Objective: Which lines in the material below contain the word "camionnette"? Copy each of them.

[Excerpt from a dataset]
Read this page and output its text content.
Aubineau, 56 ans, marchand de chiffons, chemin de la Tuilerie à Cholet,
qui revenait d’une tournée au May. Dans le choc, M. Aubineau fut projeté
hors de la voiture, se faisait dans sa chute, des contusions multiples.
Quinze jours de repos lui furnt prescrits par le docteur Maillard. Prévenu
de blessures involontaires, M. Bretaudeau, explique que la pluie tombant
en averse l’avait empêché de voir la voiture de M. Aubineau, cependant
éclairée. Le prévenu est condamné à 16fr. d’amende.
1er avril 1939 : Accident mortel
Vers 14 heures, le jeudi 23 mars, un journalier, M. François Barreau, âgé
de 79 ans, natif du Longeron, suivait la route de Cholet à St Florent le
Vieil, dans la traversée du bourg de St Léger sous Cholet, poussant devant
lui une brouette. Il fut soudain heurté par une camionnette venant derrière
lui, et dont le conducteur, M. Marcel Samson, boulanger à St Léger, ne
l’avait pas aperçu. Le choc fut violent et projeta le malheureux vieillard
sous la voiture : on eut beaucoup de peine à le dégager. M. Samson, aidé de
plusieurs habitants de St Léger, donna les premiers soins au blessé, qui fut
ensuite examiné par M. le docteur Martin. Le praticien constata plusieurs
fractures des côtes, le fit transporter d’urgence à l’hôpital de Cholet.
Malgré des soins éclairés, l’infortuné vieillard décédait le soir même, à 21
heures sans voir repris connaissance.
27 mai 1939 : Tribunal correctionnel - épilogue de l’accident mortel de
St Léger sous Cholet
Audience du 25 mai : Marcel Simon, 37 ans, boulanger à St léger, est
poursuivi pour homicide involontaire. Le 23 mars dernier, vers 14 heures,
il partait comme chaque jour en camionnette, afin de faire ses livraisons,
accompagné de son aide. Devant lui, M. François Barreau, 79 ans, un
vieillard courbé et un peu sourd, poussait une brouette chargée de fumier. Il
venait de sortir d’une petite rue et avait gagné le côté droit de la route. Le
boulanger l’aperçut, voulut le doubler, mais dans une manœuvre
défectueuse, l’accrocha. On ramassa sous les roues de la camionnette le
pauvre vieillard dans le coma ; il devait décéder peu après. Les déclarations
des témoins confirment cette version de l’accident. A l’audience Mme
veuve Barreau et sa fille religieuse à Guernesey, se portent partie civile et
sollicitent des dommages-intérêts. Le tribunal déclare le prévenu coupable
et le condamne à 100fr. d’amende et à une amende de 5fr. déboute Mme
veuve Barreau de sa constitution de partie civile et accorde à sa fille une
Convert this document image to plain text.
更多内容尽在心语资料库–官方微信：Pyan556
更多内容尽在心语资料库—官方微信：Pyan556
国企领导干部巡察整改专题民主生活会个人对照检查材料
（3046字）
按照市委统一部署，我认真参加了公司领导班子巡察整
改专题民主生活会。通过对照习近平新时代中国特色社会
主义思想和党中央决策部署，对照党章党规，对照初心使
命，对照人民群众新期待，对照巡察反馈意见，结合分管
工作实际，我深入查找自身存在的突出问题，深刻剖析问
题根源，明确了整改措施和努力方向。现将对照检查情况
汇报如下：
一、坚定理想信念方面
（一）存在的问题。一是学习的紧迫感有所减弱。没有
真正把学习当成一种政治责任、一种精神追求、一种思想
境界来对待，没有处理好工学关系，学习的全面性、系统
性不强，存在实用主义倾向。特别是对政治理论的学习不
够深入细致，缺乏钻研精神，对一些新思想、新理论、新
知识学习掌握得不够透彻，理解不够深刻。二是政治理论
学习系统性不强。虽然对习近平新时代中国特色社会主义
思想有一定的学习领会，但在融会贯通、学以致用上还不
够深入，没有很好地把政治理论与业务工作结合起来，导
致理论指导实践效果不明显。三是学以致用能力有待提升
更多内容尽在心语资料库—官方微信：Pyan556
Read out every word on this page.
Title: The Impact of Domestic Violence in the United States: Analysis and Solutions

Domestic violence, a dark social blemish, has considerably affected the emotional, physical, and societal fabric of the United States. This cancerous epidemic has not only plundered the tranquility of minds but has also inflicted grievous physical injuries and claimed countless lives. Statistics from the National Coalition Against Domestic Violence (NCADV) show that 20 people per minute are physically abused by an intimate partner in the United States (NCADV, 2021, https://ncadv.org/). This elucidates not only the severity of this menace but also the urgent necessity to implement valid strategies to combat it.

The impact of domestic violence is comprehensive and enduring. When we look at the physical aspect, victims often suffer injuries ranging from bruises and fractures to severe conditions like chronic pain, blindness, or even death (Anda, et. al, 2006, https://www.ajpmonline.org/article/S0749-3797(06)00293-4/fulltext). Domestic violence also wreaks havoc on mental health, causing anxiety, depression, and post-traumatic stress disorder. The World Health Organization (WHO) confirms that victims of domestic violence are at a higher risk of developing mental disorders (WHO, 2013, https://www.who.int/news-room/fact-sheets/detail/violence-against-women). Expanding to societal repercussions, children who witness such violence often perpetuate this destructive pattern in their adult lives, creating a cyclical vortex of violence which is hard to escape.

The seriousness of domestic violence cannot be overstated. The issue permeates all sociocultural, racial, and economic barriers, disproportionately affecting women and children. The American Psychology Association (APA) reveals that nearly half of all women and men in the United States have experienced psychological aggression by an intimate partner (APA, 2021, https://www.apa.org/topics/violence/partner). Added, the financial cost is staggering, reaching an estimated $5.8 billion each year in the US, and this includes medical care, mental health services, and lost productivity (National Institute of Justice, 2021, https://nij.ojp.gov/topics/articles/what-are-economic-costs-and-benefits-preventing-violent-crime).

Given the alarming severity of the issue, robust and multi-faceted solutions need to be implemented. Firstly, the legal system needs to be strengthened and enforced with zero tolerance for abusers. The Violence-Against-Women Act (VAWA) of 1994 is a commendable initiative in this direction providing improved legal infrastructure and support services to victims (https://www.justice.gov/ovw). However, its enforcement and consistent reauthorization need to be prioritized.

Task answer:
lui une brouette. Il fut soudain heurté par une camionnette venant derrière
il partait comme chaque jour en camionnette, afin de faire ses livraisons,
défectueuse, l’accrocha. On ramassa sous les roues de la camionnette le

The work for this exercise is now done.